Dataset entries
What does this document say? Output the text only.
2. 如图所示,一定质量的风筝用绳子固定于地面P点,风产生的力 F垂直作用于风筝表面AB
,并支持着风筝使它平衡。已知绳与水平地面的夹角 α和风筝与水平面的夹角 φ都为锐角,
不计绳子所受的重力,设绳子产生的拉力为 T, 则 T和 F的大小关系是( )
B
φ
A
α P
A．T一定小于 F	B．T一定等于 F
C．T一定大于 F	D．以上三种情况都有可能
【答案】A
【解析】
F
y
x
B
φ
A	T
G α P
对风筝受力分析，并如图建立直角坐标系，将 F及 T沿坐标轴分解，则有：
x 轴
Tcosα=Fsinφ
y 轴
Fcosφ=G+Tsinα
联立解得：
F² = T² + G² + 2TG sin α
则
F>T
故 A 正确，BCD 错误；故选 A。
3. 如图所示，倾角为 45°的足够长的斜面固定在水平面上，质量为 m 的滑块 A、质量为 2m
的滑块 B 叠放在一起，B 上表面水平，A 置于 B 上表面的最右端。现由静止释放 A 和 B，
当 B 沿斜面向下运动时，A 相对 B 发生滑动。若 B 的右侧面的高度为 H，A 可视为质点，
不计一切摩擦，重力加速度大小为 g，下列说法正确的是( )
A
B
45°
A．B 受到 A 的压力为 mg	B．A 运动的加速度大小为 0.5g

* * *

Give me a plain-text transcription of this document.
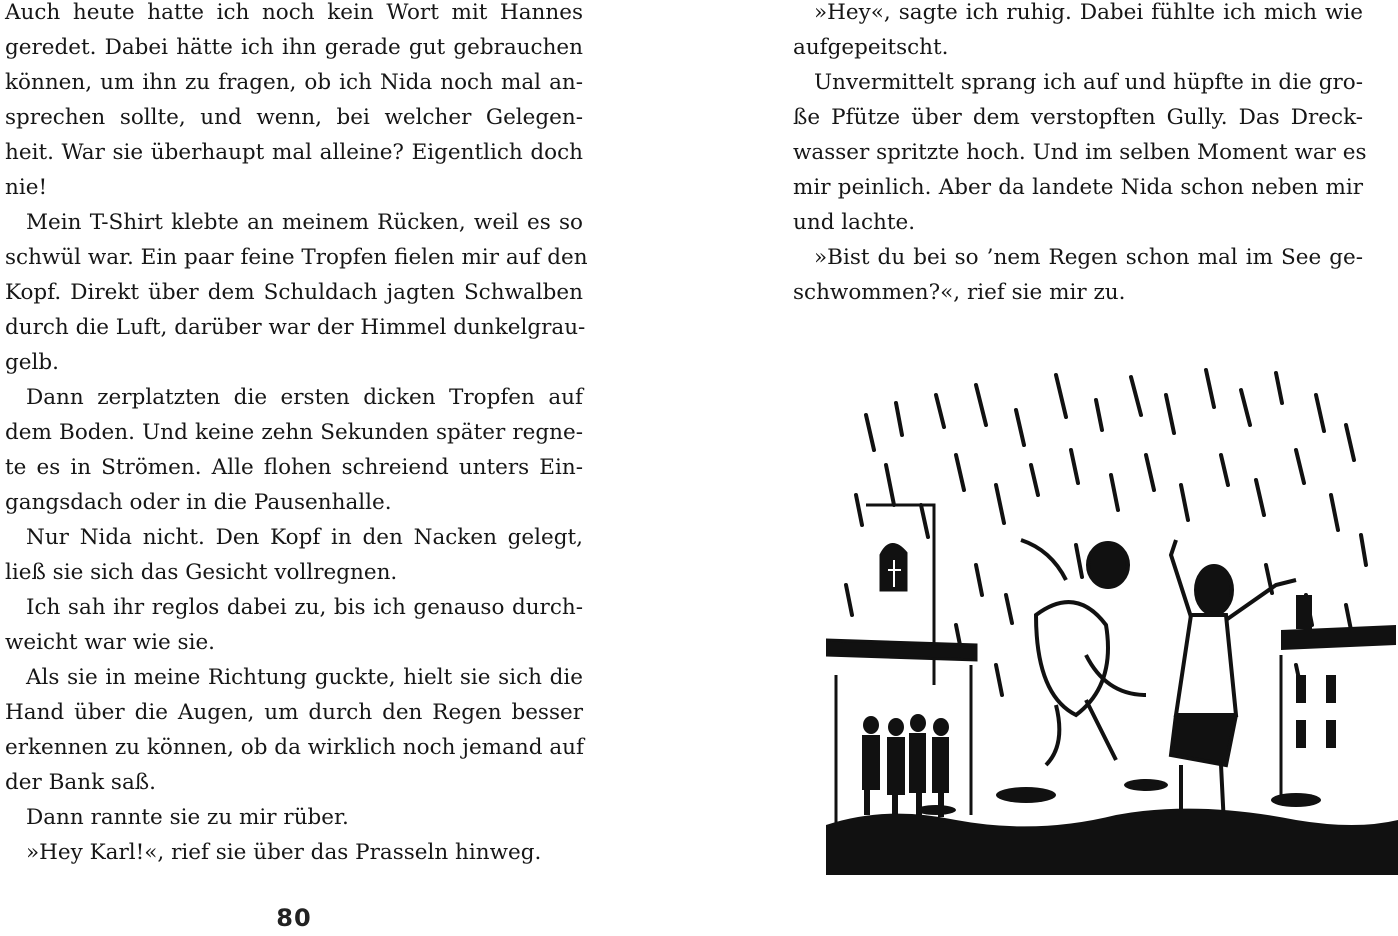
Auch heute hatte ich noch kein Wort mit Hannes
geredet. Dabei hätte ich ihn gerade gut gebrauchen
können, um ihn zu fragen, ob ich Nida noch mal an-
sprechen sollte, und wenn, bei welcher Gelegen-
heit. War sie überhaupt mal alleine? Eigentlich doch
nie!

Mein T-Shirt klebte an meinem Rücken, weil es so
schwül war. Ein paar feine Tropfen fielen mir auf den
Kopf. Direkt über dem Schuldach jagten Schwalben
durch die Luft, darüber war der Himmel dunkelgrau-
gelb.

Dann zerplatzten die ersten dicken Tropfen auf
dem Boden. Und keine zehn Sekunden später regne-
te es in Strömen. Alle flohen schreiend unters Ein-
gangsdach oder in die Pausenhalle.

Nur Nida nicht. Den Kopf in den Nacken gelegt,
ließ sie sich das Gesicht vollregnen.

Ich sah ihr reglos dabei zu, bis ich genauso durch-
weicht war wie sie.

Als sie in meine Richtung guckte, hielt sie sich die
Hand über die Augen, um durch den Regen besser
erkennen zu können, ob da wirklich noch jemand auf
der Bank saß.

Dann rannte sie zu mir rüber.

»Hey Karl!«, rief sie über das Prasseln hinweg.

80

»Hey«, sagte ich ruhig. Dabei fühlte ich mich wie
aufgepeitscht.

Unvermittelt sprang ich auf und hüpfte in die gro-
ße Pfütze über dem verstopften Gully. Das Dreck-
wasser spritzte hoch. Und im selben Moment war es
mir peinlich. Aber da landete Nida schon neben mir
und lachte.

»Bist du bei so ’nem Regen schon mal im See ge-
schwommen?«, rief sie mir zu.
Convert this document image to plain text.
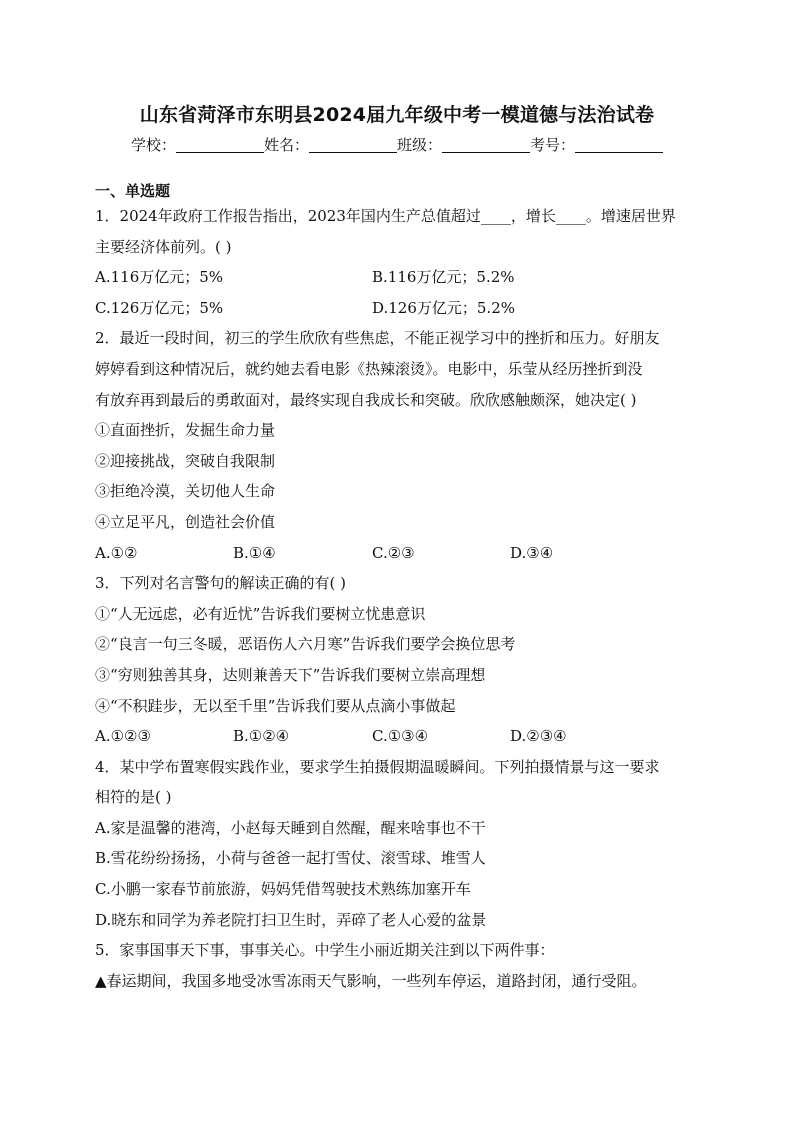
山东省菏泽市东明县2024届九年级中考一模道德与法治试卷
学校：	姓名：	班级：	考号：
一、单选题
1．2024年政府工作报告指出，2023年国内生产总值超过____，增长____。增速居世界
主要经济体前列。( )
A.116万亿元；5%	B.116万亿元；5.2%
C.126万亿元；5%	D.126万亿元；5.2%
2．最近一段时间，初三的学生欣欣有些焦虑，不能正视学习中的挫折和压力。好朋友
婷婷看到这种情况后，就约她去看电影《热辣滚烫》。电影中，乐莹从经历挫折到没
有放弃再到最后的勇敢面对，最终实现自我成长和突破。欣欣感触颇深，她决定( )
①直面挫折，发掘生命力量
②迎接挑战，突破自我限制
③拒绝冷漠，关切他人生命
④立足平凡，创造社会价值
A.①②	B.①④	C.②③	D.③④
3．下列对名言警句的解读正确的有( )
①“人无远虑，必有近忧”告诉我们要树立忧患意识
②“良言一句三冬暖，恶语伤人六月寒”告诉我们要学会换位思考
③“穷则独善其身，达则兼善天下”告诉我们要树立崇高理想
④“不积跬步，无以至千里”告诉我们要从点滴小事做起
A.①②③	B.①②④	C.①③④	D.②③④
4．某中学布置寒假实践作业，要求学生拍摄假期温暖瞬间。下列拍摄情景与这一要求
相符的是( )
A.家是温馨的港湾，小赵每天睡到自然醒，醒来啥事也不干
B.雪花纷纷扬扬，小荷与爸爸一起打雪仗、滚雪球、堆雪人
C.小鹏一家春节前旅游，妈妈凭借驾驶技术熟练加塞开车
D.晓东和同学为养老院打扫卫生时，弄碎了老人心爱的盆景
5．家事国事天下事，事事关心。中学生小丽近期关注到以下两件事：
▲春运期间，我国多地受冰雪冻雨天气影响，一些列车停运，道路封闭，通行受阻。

Task requirements: Scan the material above. Return every line containing the string "durch".

Result:
durch die Luft, darüber war der Himmel dunkelgrau-
Ich sah ihr reglos dabei zu, bis ich genauso durch-
Hand über die Augen, um durch den Regen besser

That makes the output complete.